Raw records:
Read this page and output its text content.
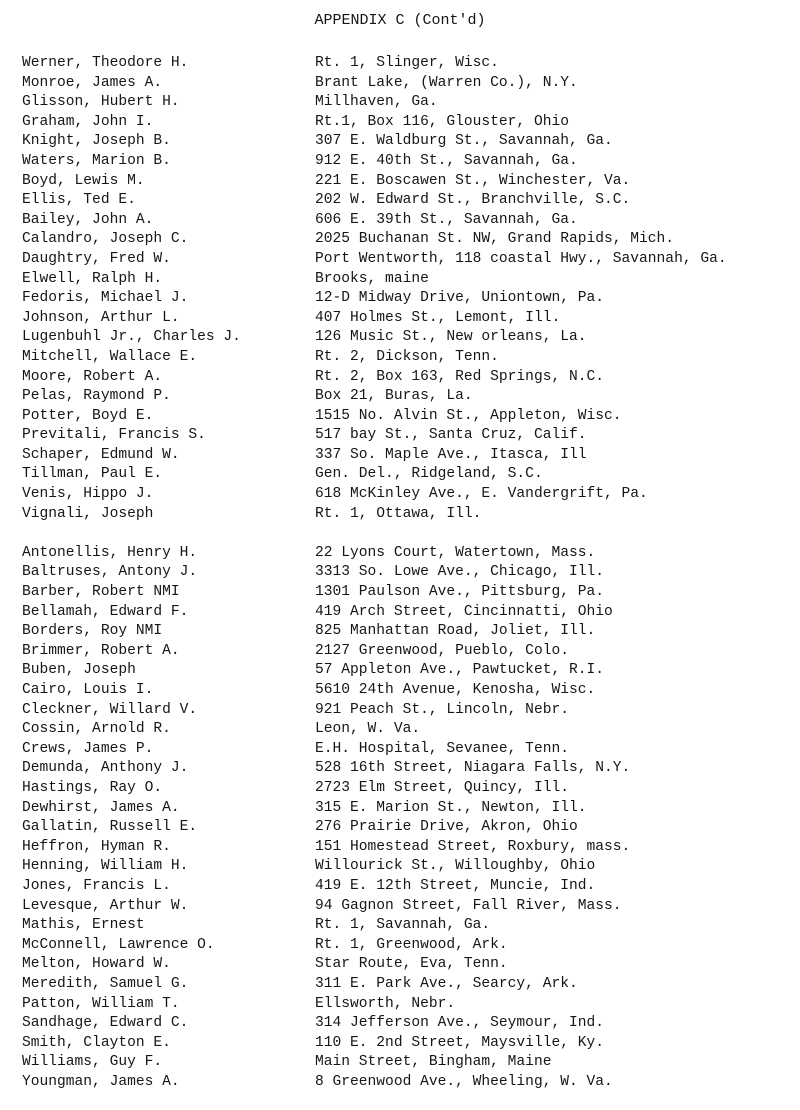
APPENDIX C (Cont'd)
Werner, Theodore H.	Rt. 1, Slinger, Wisc.
Monroe, James A.	Brant Lake, (Warren Co.), N.Y.
Glisson, Hubert H.	Millhaven, Ga.
Graham, John I.	Rt.1, Box 116, Glouster, Ohio
Knight, Joseph B.	307 E. Waldburg St., Savannah, Ga.
Waters, Marion B.	912 E. 40th St., Savannah, Ga.
Boyd, Lewis M.	221 E. Boscawen St., Winchester, Va.
Ellis, Ted E.	202 W. Edward St., Branchville, S.C.
Bailey, John A.	606 E. 39th St., Savannah, Ga.
Calandro, Joseph C.	2025 Buchanan St. NW, Grand Rapids, Mich.
Daughtry, Fred W.	Port Wentworth, 118 coastal Hwy., Savannah, Ga.
Elwell, Ralph H.	Brooks, maine
Fedoris, Michael J.	12-D Midway Drive, Uniontown, Pa.
Johnson, Arthur L.	407 Holmes St., Lemont, Ill.
Lugenbuhl Jr., Charles J.	126 Music St., New orleans, La.
Mitchell, Wallace E.	Rt. 2, Dickson, Tenn.
Moore, Robert A.	Rt. 2, Box 163, Red Springs, N.C.
Pelas, Raymond P.	Box 21, Buras, La.
Potter, Boyd E.	1515 No. Alvin St., Appleton, Wisc.
Previtali, Francis S.	517 bay St., Santa Cruz, Calif.
Schaper, Edmund W.	337 So. Maple Ave., Itasca, Ill
Tillman, Paul E.	Gen. Del., Ridgeland, S.C.
Venis, Hippo J.	618 McKinley Ave., E. Vandergrift, Pa.
Vignali, Joseph	Rt. 1, Ottawa, Ill.
Antonellis, Henry H.	22 Lyons Court, Watertown, Mass.
Baltruses, Antony J.	3313 So. Lowe Ave., Chicago, Ill.
Barber, Robert NMI	1301 Paulson Ave., Pittsburg, Pa.
Bellamah, Edward F.	419 Arch Street, Cincinnatti, Ohio
Borders, Roy NMI	825 Manhattan Road, Joliet, Ill.
Brimmer, Robert A.	2127 Greenwood, Pueblo, Colo.
Buben, Joseph	57 Appleton Ave., Pawtucket, R.I.
Cairo, Louis I.	5610 24th Avenue, Kenosha, Wisc.
Cleckner, Willard V.	921 Peach St., Lincoln, Nebr.
Cossin, Arnold R.	Leon, W. Va.
Crews, James P.	E.H. Hospital, Sevanee, Tenn.
Demunda, Anthony J.	528 16th Street, Niagara Falls, N.Y.
Hastings, Ray O.	2723 Elm Street, Quincy, Ill.
Dewhirst, James A.	315 E. Marion St., Newton, Ill.
Gallatin, Russell E.	276 Prairie Drive, Akron, Ohio
Heffron, Hyman R.	151 Homestead Street, Roxbury, mass.
Henning, William H.	Willourick St., Willoughby, Ohio
Jones, Francis L.	419 E. 12th Street, Muncie, Ind.
Levesque, Arthur W.	94 Gagnon Street, Fall River, Mass.
Mathis, Ernest	Rt. 1, Savannah, Ga.
McConnell, Lawrence O.	Rt. 1, Greenwood, Ark.
Melton, Howard W.	Star Route, Eva, Tenn.
Meredith, Samuel G.	311 E. Park Ave., Searcy, Ark.
Patton, William T.	Ellsworth, Nebr.
Sandhage, Edward C.	314 Jefferson Ave., Seymour, Ind.
Smith, Clayton E.	110 E. 2nd Street, Maysville, Ky.
Williams, Guy F.	Main Street, Bingham, Maine
Youngman, James A.	8 Greenwood Ave., Wheeling, W. Va.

## Work to be completed
Each line above that holds the string "Greenwood" should be copied and shown.

## Response
Brimmer, Robert A.	2127 Greenwood, Pueblo, Colo.
McConnell, Lawrence O.	Rt. 1, Greenwood, Ark.
Youngman, James A.	8 Greenwood Ave., Wheeling, W. Va.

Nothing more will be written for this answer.